Chart and figure data
┄┄┄┄┄┄┄┄┄┄┄┄┄┄┄┄┄┄┄┄
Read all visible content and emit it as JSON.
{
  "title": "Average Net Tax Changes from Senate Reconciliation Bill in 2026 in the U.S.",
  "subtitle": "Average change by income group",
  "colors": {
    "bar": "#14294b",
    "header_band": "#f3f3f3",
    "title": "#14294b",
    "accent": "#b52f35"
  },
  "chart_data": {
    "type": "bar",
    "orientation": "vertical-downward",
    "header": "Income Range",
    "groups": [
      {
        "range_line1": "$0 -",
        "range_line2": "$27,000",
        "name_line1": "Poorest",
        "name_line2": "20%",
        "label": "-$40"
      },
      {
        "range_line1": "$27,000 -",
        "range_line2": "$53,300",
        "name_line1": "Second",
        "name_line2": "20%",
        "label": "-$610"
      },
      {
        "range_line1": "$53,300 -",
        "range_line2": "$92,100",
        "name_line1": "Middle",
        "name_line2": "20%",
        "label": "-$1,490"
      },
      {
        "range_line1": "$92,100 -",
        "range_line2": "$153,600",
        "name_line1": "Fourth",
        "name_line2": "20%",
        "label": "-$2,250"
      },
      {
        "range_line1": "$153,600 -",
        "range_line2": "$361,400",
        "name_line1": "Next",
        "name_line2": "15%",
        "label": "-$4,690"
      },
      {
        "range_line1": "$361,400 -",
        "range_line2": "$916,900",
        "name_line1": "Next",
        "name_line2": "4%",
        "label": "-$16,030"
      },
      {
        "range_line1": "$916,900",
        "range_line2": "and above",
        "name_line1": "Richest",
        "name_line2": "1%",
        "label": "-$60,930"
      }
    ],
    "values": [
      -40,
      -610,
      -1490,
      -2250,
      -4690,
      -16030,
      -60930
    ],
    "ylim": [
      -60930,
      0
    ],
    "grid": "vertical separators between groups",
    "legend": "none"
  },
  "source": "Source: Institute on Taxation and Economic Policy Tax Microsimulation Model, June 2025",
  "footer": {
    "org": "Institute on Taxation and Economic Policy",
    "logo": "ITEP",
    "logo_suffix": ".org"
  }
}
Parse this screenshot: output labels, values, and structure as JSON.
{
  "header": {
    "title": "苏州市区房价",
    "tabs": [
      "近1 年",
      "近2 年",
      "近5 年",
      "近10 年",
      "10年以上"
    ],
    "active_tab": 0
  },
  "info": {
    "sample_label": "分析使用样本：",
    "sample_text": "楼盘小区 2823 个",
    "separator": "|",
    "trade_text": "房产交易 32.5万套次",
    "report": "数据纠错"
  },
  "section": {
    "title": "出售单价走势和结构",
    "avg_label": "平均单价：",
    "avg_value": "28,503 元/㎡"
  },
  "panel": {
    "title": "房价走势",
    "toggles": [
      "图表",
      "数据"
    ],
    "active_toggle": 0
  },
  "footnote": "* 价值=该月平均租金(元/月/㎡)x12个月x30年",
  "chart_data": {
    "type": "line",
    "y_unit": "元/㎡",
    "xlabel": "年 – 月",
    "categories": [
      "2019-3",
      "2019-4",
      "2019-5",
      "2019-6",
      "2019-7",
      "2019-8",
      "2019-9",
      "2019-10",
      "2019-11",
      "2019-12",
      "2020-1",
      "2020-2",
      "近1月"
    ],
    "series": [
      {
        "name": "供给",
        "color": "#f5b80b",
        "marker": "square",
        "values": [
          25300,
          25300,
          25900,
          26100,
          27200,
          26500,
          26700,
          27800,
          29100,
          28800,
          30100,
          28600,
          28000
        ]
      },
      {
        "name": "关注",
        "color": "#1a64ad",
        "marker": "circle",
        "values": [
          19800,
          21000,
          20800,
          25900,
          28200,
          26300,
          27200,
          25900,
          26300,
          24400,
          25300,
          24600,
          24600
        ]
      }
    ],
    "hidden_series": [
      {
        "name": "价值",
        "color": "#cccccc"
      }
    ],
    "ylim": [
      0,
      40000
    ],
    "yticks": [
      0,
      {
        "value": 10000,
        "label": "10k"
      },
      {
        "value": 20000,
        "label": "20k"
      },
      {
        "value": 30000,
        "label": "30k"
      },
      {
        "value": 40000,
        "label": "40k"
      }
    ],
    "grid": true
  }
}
┄┄┄┄┄┄┄┄┄┄┄┄┄┄┄┄┄┄┄┄
__TASK DESCRIPTION__.
In the entries above, find each line with the word "Policy" and show it.

__RESPONSE TO THE EXERCISE__.
  "source": "Source: Institute on Taxation and Economic Policy Tax Microsimulation Model, June 2025",
    "org": "Institute on Taxation and Economic Policy",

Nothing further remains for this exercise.